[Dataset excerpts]
"""
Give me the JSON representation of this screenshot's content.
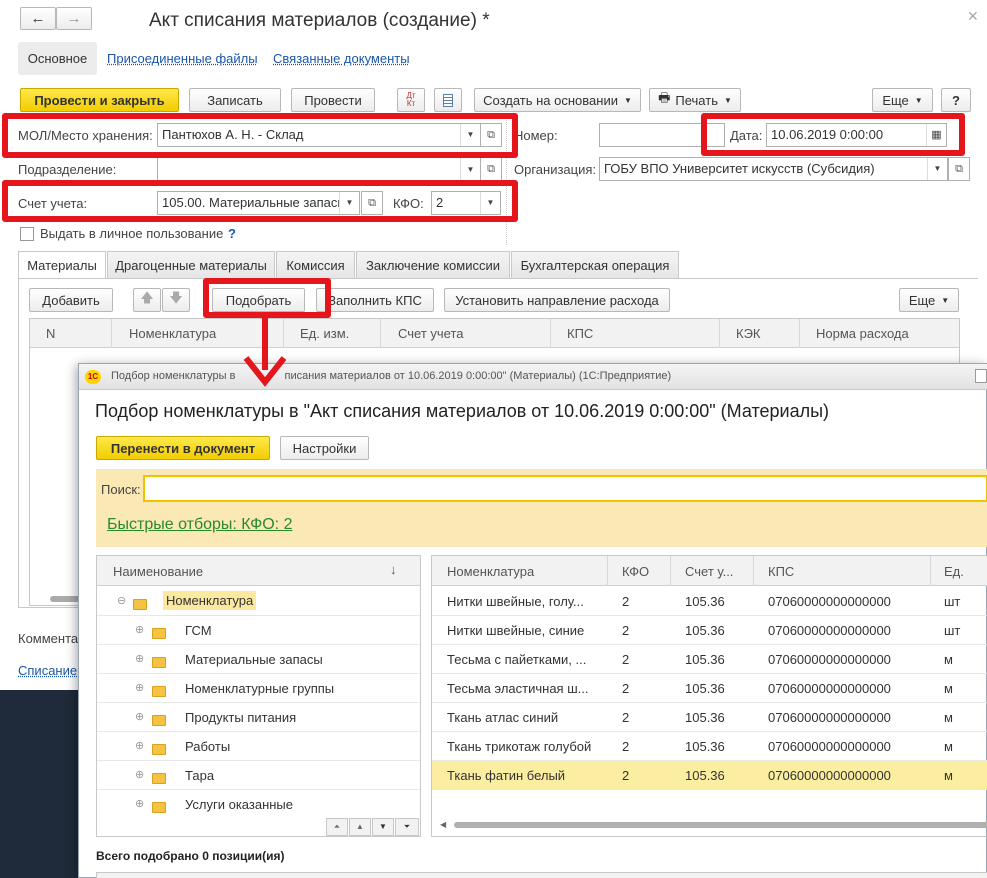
{
  "main": {
    "title": "Акт списания материалов (создание) *",
    "nav_tabs": [
      "Основное",
      "Присоединенные файлы",
      "Связанные документы"
    ],
    "toolbar": {
      "post_close": "Провести и закрыть",
      "save": "Записать",
      "post": "Провести",
      "dtkt_top": "Дт",
      "dtkt_bottom": "Кт",
      "create_based": "Создать на основании",
      "print": "Печать",
      "more": "Еще",
      "help": "?"
    },
    "fields": {
      "mol_label": "МОЛ/Место хранения:",
      "mol_value": "Пантюхов А. Н. - Склад",
      "number_label": "Номер:",
      "number_value": "",
      "date_label": "Дата:",
      "date_value": "10.06.2019  0:00:00",
      "division_label": "Подразделение:",
      "division_value": "",
      "org_label": "Организация:",
      "org_value": "ГОБУ ВПО Университет искусств (Субсидия)",
      "account_label": "Счет учета:",
      "account_value": "105.00. Материальные запасы",
      "kfo_label": "КФО:",
      "kfo_value": "2",
      "personal_use_label": "Выдать в личное пользование",
      "personal_use_help": "?"
    },
    "tabs": [
      "Материалы",
      "Драгоценные материалы",
      "Комиссия",
      "Заключение комиссии",
      "Бухгалтерская операция"
    ],
    "materials_toolbar": {
      "add": "Добавить",
      "pick": "Подобрать",
      "fill_kps": "Заполнить КПС",
      "set_direction": "Установить направление расхода",
      "more": "Еще"
    },
    "columns": [
      "N",
      "Номенклатура",
      "Ед. изм.",
      "Счет учета",
      "КПС",
      "КЭК",
      "Норма расхода"
    ],
    "comment_label": "Коммента",
    "footer_link": "Списание"
  },
  "picker": {
    "window_title": "Подбор номенклатуры в \"Акт списания материалов от 10.06.2019 0:00:00\"  (Материалы)  (1С:Предприятие)",
    "window_title_short_a": "Подбор номенклатуры в ",
    "window_title_short_b": "писания материалов от 10.06.2019 0:00:00\"  (Материалы)  (1С:Предприятие)",
    "app_logo": "1С",
    "heading": "Подбор номенклатуры в \"Акт списания материалов от 10.06.2019 0:00:00\"  (Материалы)",
    "transfer": "Перенести в документ",
    "settings": "Настройки",
    "search_label": "Поиск:",
    "search_value": "",
    "quick_filters": "Быстрые отборы: КФО: 2",
    "tree_header": "Наименование",
    "tree_sort": "↓",
    "tree_root": "Номенклатура",
    "tree_items": [
      "ГСМ",
      "Материальные запасы",
      "Номенклатурные группы",
      "Продукты питания",
      "Работы",
      "Тара",
      "Услуги оказанные"
    ],
    "list_columns": [
      "Номенклатура",
      "КФО",
      "Счет у...",
      "КПС",
      "Ед."
    ],
    "list_rows": [
      {
        "name": "Нитки швейные, голу...",
        "kfo": "2",
        "account": "105.36",
        "kps": "07060000000000000",
        "unit": "шт"
      },
      {
        "name": "Нитки швейные, синие",
        "kfo": "2",
        "account": "105.36",
        "kps": "07060000000000000",
        "unit": "шт"
      },
      {
        "name": "Тесьма с пайетками, ...",
        "kfo": "2",
        "account": "105.36",
        "kps": "07060000000000000",
        "unit": "м"
      },
      {
        "name": "Тесьма эластичная ш...",
        "kfo": "2",
        "account": "105.36",
        "kps": "07060000000000000",
        "unit": "м"
      },
      {
        "name": "Ткань атлас синий",
        "kfo": "2",
        "account": "105.36",
        "kps": "07060000000000000",
        "unit": "м"
      },
      {
        "name": "Ткань трикотаж голубой",
        "kfo": "2",
        "account": "105.36",
        "kps": "07060000000000000",
        "unit": "м"
      },
      {
        "name": "Ткань фатин белый",
        "kfo": "2",
        "account": "105.36",
        "kps": "07060000000000000",
        "unit": "м"
      }
    ],
    "total": "Всего подобрано 0 позиции(ия)"
  },
  "colors": {
    "highlight_red": "#e5151c",
    "accent_yellow": "#f2cd00",
    "selected_row": "#fbeea0",
    "link_green": "#2a8a2a"
  }
}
"""
Read through the entries and copy every line that includes "Подбор".

    "window_title": "Подбор номенклатуры в \"Акт списания материалов от 10.06.2019 0:00:00\"  (Материалы)  (1С:Предприятие)",
    "window_title_short_a": "Подбор номенклатуры в ",
    "heading": "Подбор номенклатуры в \"Акт списания материалов от 10.06.2019 0:00:00\"  (Материалы)",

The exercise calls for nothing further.